PROBLEM STATEMENT:
Repeat every record exactly, but keep images out of the copy.

************

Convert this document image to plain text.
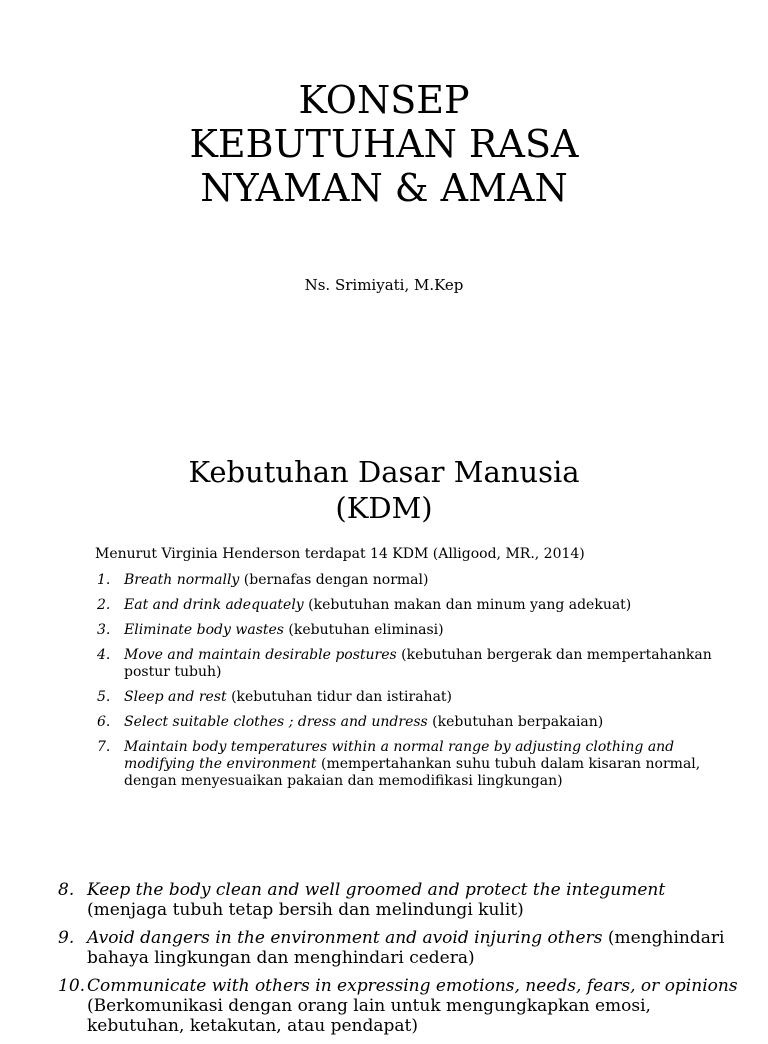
KONSEP
KEBUTUHAN RASA
NYAMAN & AMAN
Ns. Srimiyati, M.Kep
Kebutuhan Dasar Manusia
(KDM)
Menurut Virginia Henderson terdapat 14 KDM (Alligood, MR., 2014)
1. Breath normally (bernafas dengan normal)
2. Eat and drink adequately (kebutuhan makan dan minum yang adekuat)
3. Eliminate body wastes (kebutuhan eliminasi)
4. Move and maintain desirable postures (kebutuhan bergerak dan mempertahankan postur tubuh)
5. Sleep and rest (kebutuhan tidur dan istirahat)
6. Select suitable clothes ; dress and undress (kebutuhan berpakaian)
7. Maintain body temperatures within a normal range by adjusting clothing and modifying the environment (mempertahankan suhu tubuh dalam kisaran normal, dengan menyesuaikan pakaian dan memodifikasi lingkungan)
8. Keep the body clean and well groomed and protect the integument (menjaga tubuh tetap bersih dan melindungi kulit)
9. Avoid dangers in the environment and avoid injuring others (menghindari bahaya lingkungan dan menghindari cedera)
10. Communicate with others in expressing emotions, needs, fears, or opinions (Berkomunikasi dengan orang lain untuk mengungkapkan emosi, kebutuhan, ketakutan, atau pendapat)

************

FINAL ANSWER:
Convert this document image to plain text.
KONSEP
KEBUTUHAN RASA
NYAMAN & AMAN
Ns. Srimiyati, M.Kep
Kebutuhan Dasar Manusia
(KDM)
Menurut Virginia Henderson terdapat 14 KDM (Alligood, MR., 2014)
1. Breath normally (bernafas dengan normal)
2. Eat and drink adequately (kebutuhan makan dan minum yang adekuat)
3. Eliminate body wastes (kebutuhan eliminasi)
4. Move and maintain desirable postures (kebutuhan bergerak dan mempertahankan postur tubuh)
5. Sleep and rest (kebutuhan tidur dan istirahat)
6. Select suitable clothes ; dress and undress (kebutuhan berpakaian)
7. Maintain body temperatures within a normal range by adjusting clothing and modifying the environment (mempertahankan suhu tubuh dalam kisaran normal, dengan menyesuaikan pakaian dan memodifikasi lingkungan)
8. Keep the body clean and well groomed and protect the integument (menjaga tubuh tetap bersih dan melindungi kulit)
9. Avoid dangers in the environment and avoid injuring others (menghindari bahaya lingkungan dan menghindari cedera)
10. Communicate with others in expressing emotions, needs, fears, or opinions (Berkomunikasi dengan orang lain untuk mengungkapkan emosi, kebutuhan, ketakutan, atau pendapat)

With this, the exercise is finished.